_Your instructions_:
Output all lines exactly, with nothing added or dropped.

(Extracted data entries)

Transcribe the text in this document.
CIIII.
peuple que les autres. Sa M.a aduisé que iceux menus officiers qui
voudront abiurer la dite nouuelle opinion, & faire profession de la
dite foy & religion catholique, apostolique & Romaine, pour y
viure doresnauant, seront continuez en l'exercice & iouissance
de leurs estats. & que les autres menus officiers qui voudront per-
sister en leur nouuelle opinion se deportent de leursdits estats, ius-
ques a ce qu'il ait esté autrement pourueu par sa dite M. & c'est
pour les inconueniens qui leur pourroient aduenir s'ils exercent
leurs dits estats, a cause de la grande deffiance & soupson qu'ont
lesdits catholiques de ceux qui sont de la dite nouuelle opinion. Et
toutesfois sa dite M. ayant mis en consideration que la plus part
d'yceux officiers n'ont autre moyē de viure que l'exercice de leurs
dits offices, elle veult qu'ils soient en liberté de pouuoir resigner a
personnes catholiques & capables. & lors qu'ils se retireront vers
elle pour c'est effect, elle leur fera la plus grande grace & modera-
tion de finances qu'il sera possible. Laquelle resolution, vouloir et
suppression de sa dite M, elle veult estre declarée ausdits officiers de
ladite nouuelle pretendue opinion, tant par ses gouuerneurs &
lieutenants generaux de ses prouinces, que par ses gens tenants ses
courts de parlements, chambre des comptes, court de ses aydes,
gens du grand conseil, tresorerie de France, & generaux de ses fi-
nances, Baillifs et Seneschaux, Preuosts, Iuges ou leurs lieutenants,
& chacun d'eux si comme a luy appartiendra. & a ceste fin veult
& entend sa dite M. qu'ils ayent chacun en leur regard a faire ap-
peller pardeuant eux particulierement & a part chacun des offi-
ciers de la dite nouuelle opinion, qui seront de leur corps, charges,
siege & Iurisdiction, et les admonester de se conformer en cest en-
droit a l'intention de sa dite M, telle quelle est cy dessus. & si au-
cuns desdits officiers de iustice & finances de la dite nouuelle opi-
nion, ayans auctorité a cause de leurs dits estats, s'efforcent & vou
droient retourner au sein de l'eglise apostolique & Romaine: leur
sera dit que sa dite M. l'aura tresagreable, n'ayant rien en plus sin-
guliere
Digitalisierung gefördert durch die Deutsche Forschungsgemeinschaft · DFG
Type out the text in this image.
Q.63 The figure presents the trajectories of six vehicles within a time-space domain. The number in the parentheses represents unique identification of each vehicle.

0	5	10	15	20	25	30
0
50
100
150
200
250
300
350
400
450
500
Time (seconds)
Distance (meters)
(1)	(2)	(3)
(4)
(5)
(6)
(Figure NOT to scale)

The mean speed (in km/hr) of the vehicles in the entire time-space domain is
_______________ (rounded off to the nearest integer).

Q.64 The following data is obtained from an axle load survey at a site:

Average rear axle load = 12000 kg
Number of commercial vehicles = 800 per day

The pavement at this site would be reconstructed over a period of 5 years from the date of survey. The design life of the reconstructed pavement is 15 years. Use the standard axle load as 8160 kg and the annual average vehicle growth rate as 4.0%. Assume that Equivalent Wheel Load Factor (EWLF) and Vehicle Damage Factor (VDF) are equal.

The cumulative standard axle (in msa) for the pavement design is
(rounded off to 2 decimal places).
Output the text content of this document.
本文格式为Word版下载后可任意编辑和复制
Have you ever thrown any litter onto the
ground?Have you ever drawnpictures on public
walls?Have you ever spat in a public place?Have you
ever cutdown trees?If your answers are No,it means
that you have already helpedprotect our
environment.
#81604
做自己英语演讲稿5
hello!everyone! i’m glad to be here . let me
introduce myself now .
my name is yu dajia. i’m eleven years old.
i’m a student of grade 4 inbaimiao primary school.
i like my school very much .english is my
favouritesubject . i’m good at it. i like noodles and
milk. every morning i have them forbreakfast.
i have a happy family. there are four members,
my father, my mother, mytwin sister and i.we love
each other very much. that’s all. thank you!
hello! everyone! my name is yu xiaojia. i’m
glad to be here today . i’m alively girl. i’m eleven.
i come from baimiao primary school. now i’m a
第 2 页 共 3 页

_Answer to this problem_:
Transcribe the text in this document.
CIIII.
peuple que les autres. Sa M.a aduisé que iceux menus officiers qui
voudront abiurer la dite nouuelle opinion, & faire profession de la
dite foy & religion catholique, apostolique & Romaine, pour y
viure doresnauant, seront continuez en l'exercice & iouissance
de leurs estats. & que les autres menus officiers qui voudront per-
sister en leur nouuelle opinion se deportent de leursdits estats, ius-
ques a ce qu'il ait esté autrement pourueu par sa dite M. & c'est
pour les inconueniens qui leur pourroient aduenir s'ils exercent
leurs dits estats, a cause de la grande deffiance & soupson qu'ont
lesdits catholiques de ceux qui sont de la dite nouuelle opinion. Et
toutesfois sa dite M. ayant mis en consideration que la plus part
d'yceux officiers n'ont autre moyē de viure que l'exercice de leurs
dits offices, elle veult qu'ils soient en liberté de pouuoir resigner a
personnes catholiques & capables. & lors qu'ils se retireront vers
elle pour c'est effect, elle leur fera la plus grande grace & modera-
tion de finances qu'il sera possible. Laquelle resolution, vouloir et
suppression de sa dite M, elle veult estre declarée ausdits officiers de
ladite nouuelle pretendue opinion, tant par ses gouuerneurs &
lieutenants generaux de ses prouinces, que par ses gens tenants ses
courts de parlements, chambre des comptes, court de ses aydes,
gens du grand conseil, tresorerie de France, & generaux de ses fi-
nances, Baillifs et Seneschaux, Preuosts, Iuges ou leurs lieutenants,
& chacun d'eux si comme a luy appartiendra. & a ceste fin veult
& entend sa dite M. qu'ils ayent chacun en leur regard a faire ap-
peller pardeuant eux particulierement & a part chacun des offi-
ciers de la dite nouuelle opinion, qui seront de leur corps, charges,
siege & Iurisdiction, et les admonester de se conformer en cest en-
droit a l'intention de sa dite M, telle quelle est cy dessus. & si au-
cuns desdits officiers de iustice & finances de la dite nouuelle opi-
nion, ayans auctorité a cause de leurs dits estats, s'efforcent & vou
droient retourner au sein de l'eglise apostolique & Romaine: leur
sera dit que sa dite M. l'aura tresagreable, n'ayant rien en plus sin-
guliere
Digitalisierung gefördert durch die Deutsche Forschungsgemeinschaft · DFG
Type out the text in this image.
Q.63 The figure presents the trajectories of six vehicles within a time-space domain. The number in the parentheses represents unique identification of each vehicle.

0	5	10	15	20	25	30
0
50
100
150
200
250
300
350
400
450
500
Time (seconds)
Distance (meters)
(1)	(2)	(3)
(4)
(5)
(6)
(Figure NOT to scale)

The mean speed (in km/hr) of the vehicles in the entire time-space domain is
_______________ (rounded off to the nearest integer).

Q.64 The following data is obtained from an axle load survey at a site:

Average rear axle load = 12000 kg
Number of commercial vehicles = 800 per day

The pavement at this site would be reconstructed over a period of 5 years from the date of survey. The design life of the reconstructed pavement is 15 years. Use the standard axle load as 8160 kg and the annual average vehicle growth rate as 4.0%. Assume that Equivalent Wheel Load Factor (EWLF) and Vehicle Damage Factor (VDF) are equal.

The cumulative standard axle (in msa) for the pavement design is
(rounded off to 2 decimal places).
Output the text content of this document.
本文格式为Word版下载后可任意编辑和复制
Have you ever thrown any litter onto the
ground?Have you ever drawnpictures on public
walls?Have you ever spat in a public place?Have you
ever cutdown trees?If your answers are No,it means
that you have already helpedprotect our
environment.
#81604
做自己英语演讲稿5
hello!everyone! i’m glad to be here . let me
introduce myself now .
my name is yu dajia. i’m eleven years old.
i’m a student of grade 4 inbaimiao primary school.
i like my school very much .english is my
favouritesubject . i’m good at it. i like noodles and
milk. every morning i have them forbreakfast.
i have a happy family. there are four members,
my father, my mother, mytwin sister and i.we love
each other very much. that’s all. thank you!
hello! everyone! my name is yu xiaojia. i’m
glad to be here today . i’m alively girl. i’m eleven.
i come from baimiao primary school. now i’m a
第 2 页 共 3 页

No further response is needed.